> Your task
Pictures stay out of the copy; output exactly the lines from the one containing "Give me a plain-text" through the end of the material.

> Stored items from a collection
○ ○ ○

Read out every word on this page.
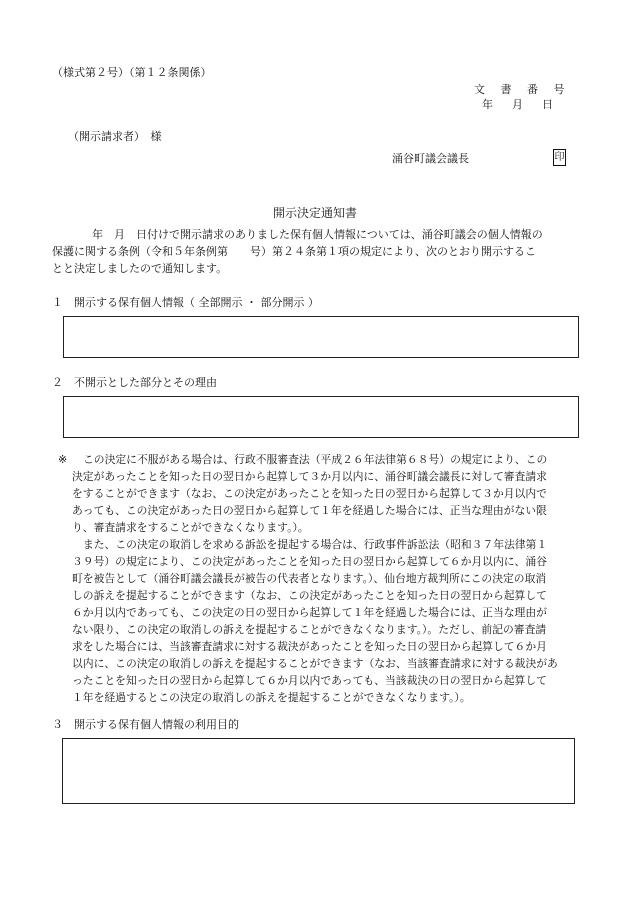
（様式第２号）（第１２条関係）
文 書 番 号
年　月　日
（開示請求者）　様
涌谷町議会議長	印
開示決定通知書
年　月　日付けで開示請求のありました保有個人情報については、涌谷町議会の個人情報の
保護に関する条例（令和５年条例第　　号）第２４条第１項の規定により、次のとおり開示するこ
とと決定しましたので通知します。
１　開示する保有個人情報（ 全部開示 ・ 部分開示 ）
２　不開示とした部分とその理由
※	この決定に不服がある場合は、行政不服審査法（平成２６年法律第６８号）の規定により、この
決定があったことを知った日の翌日から起算して３か月以内に、涌谷町議会議長に対して審査請求
をすることができます（なお、この決定があったことを知った日の翌日から起算して３か月以内で
あっても、この決定があった日の翌日から起算して１年を経過した場合には、正当な理由がない限
り、審査請求をすることができなくなります。）。
また、この決定の取消しを求める訴訟を提起する場合は、行政事件訴訟法（昭和３７年法律第１
３９号）の規定により、この決定があったことを知った日の翌日から起算して６か月以内に、涌谷
町を被告として（涌谷町議会議長が被告の代表者となります。）、仙台地方裁判所にこの決定の取消
しの訴えを提起することができます（なお、この決定があったことを知った日の翌日から起算して
６か月以内であっても、この決定の日の翌日から起算して１年を経過した場合には、正当な理由が
ない限り、この決定の取消しの訴えを提起することができなくなります。）。ただし、前記の審査請
求をした場合には、当該審査請求に対する裁決があったことを知った日の翌日から起算して６か月
以内に、この決定の取消しの訴えを提起することができます（なお、当該審査請求に対する裁決があ
ったことを知った日の翌日から起算して６か月以内であっても、当該裁決の日の翌日から起算して
１年を経過するとこの決定の取消しの訴えを提起することができなくなります。）。
３　開示する保有個人情報の利用目的
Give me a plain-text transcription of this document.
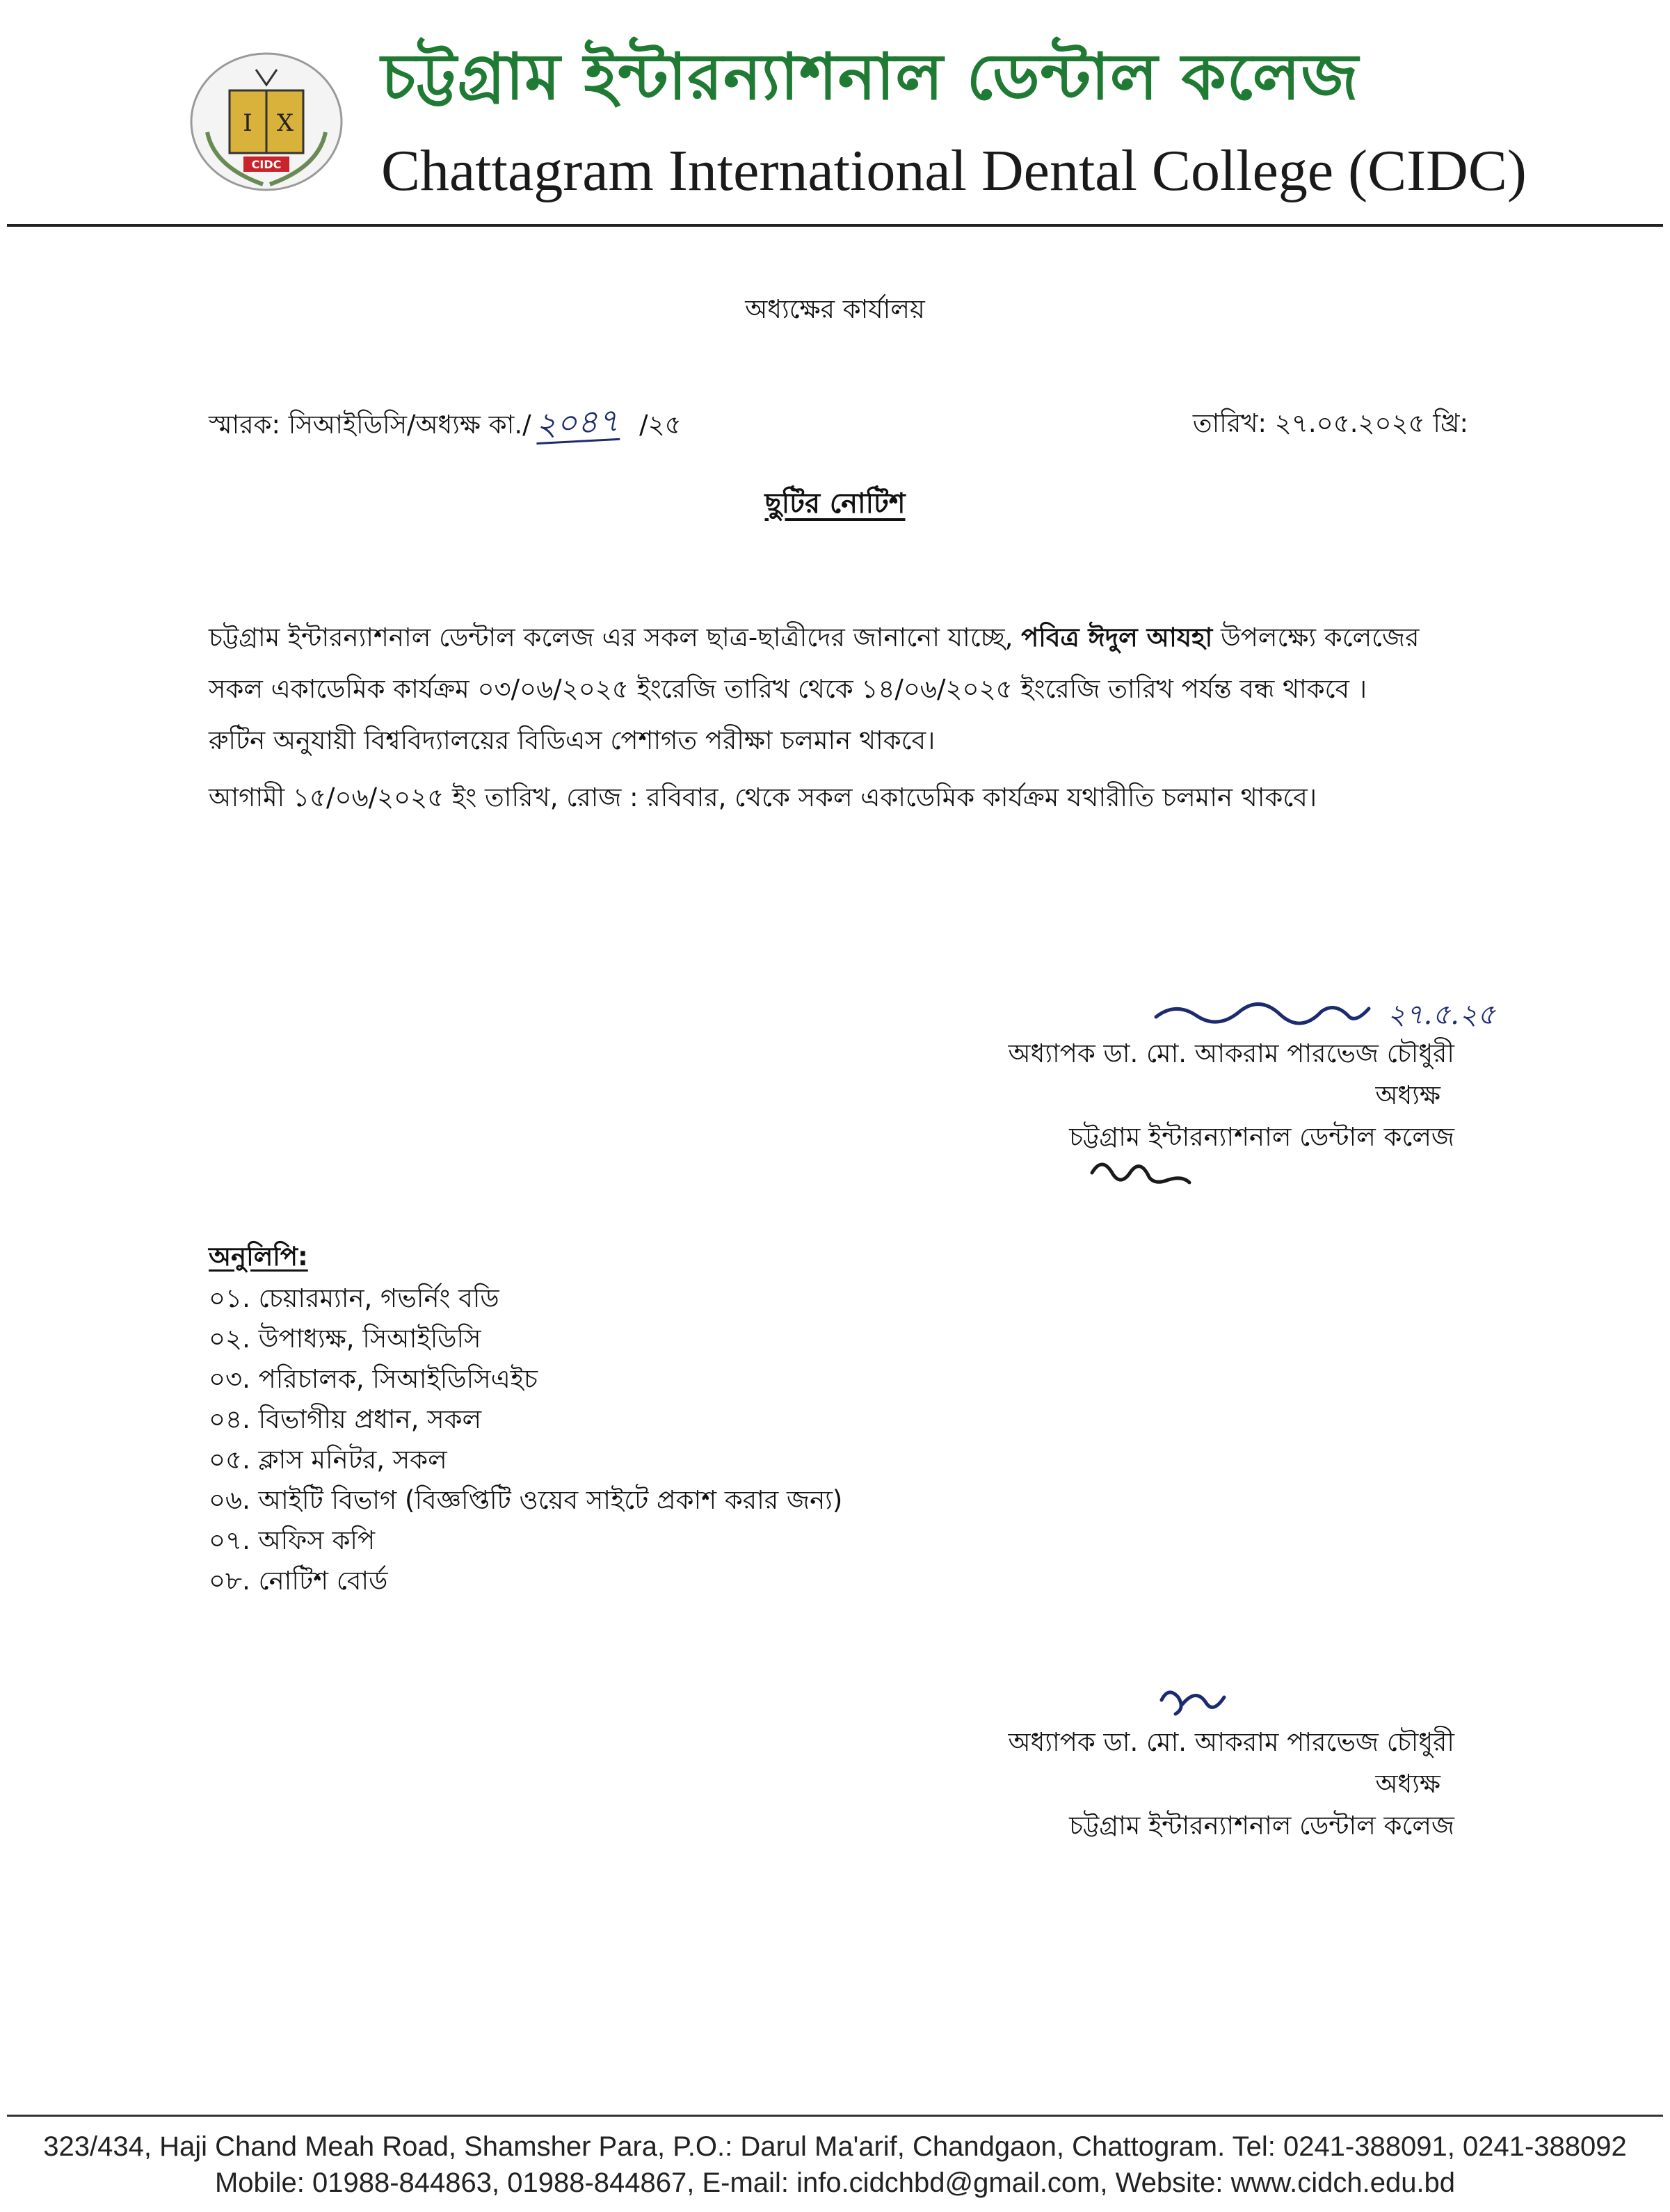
I X
CIDC
চট্টগ্রাম ইন্টারন্যাশনাল ডেন্টাল কলেজ
Chattagram International Dental College (CIDC)
অধ্যক্ষের কার্যালয়
স্মারক: সিআইডিসি/অধ্যক্ষ কা./২০৪৭ /২৫	তারিখ: ২৭.০৫.২০২৫ খ্রি:
ছুটির নোটিশ
চট্টগ্রাম ইন্টারন্যাশনাল ডেন্টাল কলেজ এর সকল ছাত্র-ছাত্রীদের জানানো যাচ্ছে, পবিত্র ঈদুল আযহা উপলক্ষ্যে কলেজের
সকল একাডেমিক কার্যক্রম ০৩/০৬/২০২৫ ইংরেজি তারিখ থেকে ১৪/০৬/২০২৫ ইংরেজি তারিখ পর্যন্ত বন্ধ থাকবে ।
রুটিন অনুযায়ী বিশ্ববিদ্যালয়ের বিডিএস পেশাগত পরীক্ষা চলমান থাকবে।
আগামী ১৫/০৬/২০২৫ ইং তারিখ, রোজ : রবিবার, থেকে সকল একাডেমিক কার্যক্রম যথারীতি চলমান থাকবে।
২৭.৫.২৫
অধ্যাপক ডা. মো. আকরাম পারভেজ চৌধুরী
অধ্যক্ষ
চট্টগ্রাম ইন্টারন্যাশনাল ডেন্টাল কলেজ
অনুলিপি:
০১. চেয়ারম্যান, গভর্নিং বডি
০২. উপাধ্যক্ষ, সিআইডিসি
০৩. পরিচালক, সিআইডিসিএইচ
০৪. বিভাগীয় প্রধান, সকল
০৫. ক্লাস মনিটর, সকল
০৬. আইটি বিভাগ (বিজ্ঞপ্তিটি ওয়েব সাইটে প্রকাশ করার জন্য)
০৭. অফিস কপি
০৮. নোটিশ বোর্ড
অধ্যাপক ডা. মো. আকরাম পারভেজ চৌধুরী
অধ্যক্ষ
চট্টগ্রাম ইন্টারন্যাশনাল ডেন্টাল কলেজ
323/434, Haji Chand Meah Road, Shamsher Para, P.O.: Darul Ma'arif, Chandgaon, Chattogram. Tel: 0241-388091, 0241-388092
Mobile: 01988-844863, 01988-844867, E-mail: info.cidchbd@gmail.com, Website: www.cidch.edu.bd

○ ○ ○

> Response to this task
Give me a plain-text transcription of this document.
I X
CIDC
চট্টগ্রাম ইন্টারন্যাশনাল ডেন্টাল কলেজ
Chattagram International Dental College (CIDC)
অধ্যক্ষের কার্যালয়
স্মারক: সিআইডিসি/অধ্যক্ষ কা./২০৪৭ /২৫	তারিখ: ২৭.০৫.২০২৫ খ্রি:
ছুটির নোটিশ
চট্টগ্রাম ইন্টারন্যাশনাল ডেন্টাল কলেজ এর সকল ছাত্র-ছাত্রীদের জানানো যাচ্ছে, পবিত্র ঈদুল আযহা উপলক্ষ্যে কলেজের
সকল একাডেমিক কার্যক্রম ০৩/০৬/২০২৫ ইংরেজি তারিখ থেকে ১৪/০৬/২০২৫ ইংরেজি তারিখ পর্যন্ত বন্ধ থাকবে ।
রুটিন অনুযায়ী বিশ্ববিদ্যালয়ের বিডিএস পেশাগত পরীক্ষা চলমান থাকবে।
আগামী ১৫/০৬/২০২৫ ইং তারিখ, রোজ : রবিবার, থেকে সকল একাডেমিক কার্যক্রম যথারীতি চলমান থাকবে।
২৭.৫.২৫
অধ্যাপক ডা. মো. আকরাম পারভেজ চৌধুরী
অধ্যক্ষ
চট্টগ্রাম ইন্টারন্যাশনাল ডেন্টাল কলেজ
অনুলিপি:
০১. চেয়ারম্যান, গভর্নিং বডি
০২. উপাধ্যক্ষ, সিআইডিসি
০৩. পরিচালক, সিআইডিসিএইচ
০৪. বিভাগীয় প্রধান, সকল
০৫. ক্লাস মনিটর, সকল
০৬. আইটি বিভাগ (বিজ্ঞপ্তিটি ওয়েব সাইটে প্রকাশ করার জন্য)
০৭. অফিস কপি
০৮. নোটিশ বোর্ড
অধ্যাপক ডা. মো. আকরাম পারভেজ চৌধুরী
অধ্যক্ষ
চট্টগ্রাম ইন্টারন্যাশনাল ডেন্টাল কলেজ
323/434, Haji Chand Meah Road, Shamsher Para, P.O.: Darul Ma'arif, Chandgaon, Chattogram. Tel: 0241-388091, 0241-388092
Mobile: 01988-844863, 01988-844867, E-mail: info.cidchbd@gmail.com, Website: www.cidch.edu.bd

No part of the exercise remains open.